> **SHORT PROBLEM 1**
Decide whether each statement agrees with the Jane Eyre passage, answering yes or no and quoting the words of the passage that settle it. (a) The copy described is a 1987 Bantam classic paperback reprint. (b) In eighth grade at the writer's prep school, girls and boys read the same novel. (c) The writer first read the book in 1989.
> **SHORT PROBLEM 2**
Transcribe the Jane Eyre passage between "The Book: Charlotte" and "prefers JANE EYRE.", inclusive.

> **TEXT EXTRACT**
-----

The Book: Charlotte Bronte, JANE EYRE. Bantam classic paperback reprint, 1987 (24th printing). Very good condition; edges show minor rubbing, 1/4" tear on front cover.
First read: 1977
Owned since: 1989 (this copy)
One of many ways you can divide serious readers is between people who prefer JANE EYRE and people who prefer WUTHERING HEIGHTS. I think it comes down to a question of who the reader identifies with; I've been asking the question for years, and have yet to find a man who prefers JANE EYRE.
But Jane's my hero and has been since I first encountered this book, as summer reading for Mrs. Flippen's eighth grade English class. (My prep school segregated English classes until 10th grade; in eighth grade, girls read JANE EYRE while boys read A TALE OF TWO CITIES.) As a new student -- and a scholarship student to boot -- in a class of girls who had been together for many years, I identified strongly with the story of the ugly orphan who decided she was entitled to a happy life.

-----

> **PROVIDED DATA**
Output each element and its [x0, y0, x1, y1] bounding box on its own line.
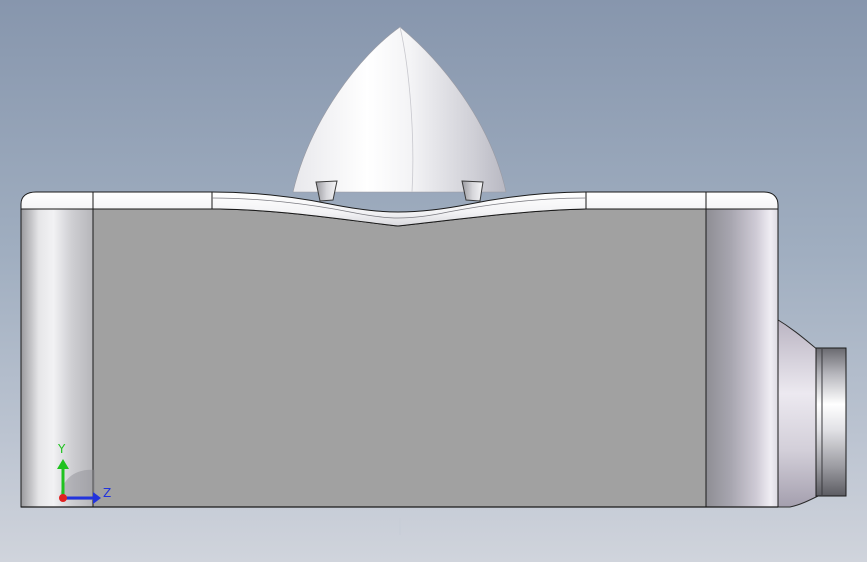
cone-slot-right[interactable]	[461, 180, 484, 202]
model-view[interactable]	[0, 0, 867, 562]
cone-slot-left[interactable]	[315, 180, 338, 202]
body-front-face[interactable]	[92, 208, 707, 508]
body-right-side[interactable]	[705, 206, 779, 508]
outlet-cylinder[interactable]	[815, 347, 847, 497]
triad-y-label: Y	[58, 442, 66, 456]
graphics-viewport[interactable]: Y Z	[0, 0, 867, 562]
triad-z-label: Z	[103, 486, 112, 500]
outlet-transition[interactable]	[774, 317, 819, 508]
body-left-side[interactable]	[20, 206, 94, 508]
triad-x-axis-dot	[59, 494, 67, 502]
nose-cone[interactable]	[292, 26, 507, 193]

-----

> **FINAL RESULT 1**
(a) Yes: "Bantam classic paperback reprint, 1987 (24th printing)"
(b) No: "girls read JANE EYRE while boys read A TALE OF TWO CITIES"
(c) No: "First read: 1977"

> **FINAL RESULT 2**
The Book: Charlotte Bronte, JANE EYRE. Bantam classic paperback reprint, 1987 (24th printing). Very good condition; edges show minor rubbing, 1/4" tear on front cover.
First read: 1977
Owned since: 1989 (this copy)
One of many ways you can divide serious readers is between people who prefer JANE EYRE and people who prefer WUTHERING HEIGHTS. I think it comes down to a question of who the reader identifies with; I've been asking the question for years, and have yet to find a man who prefers JANE EYRE.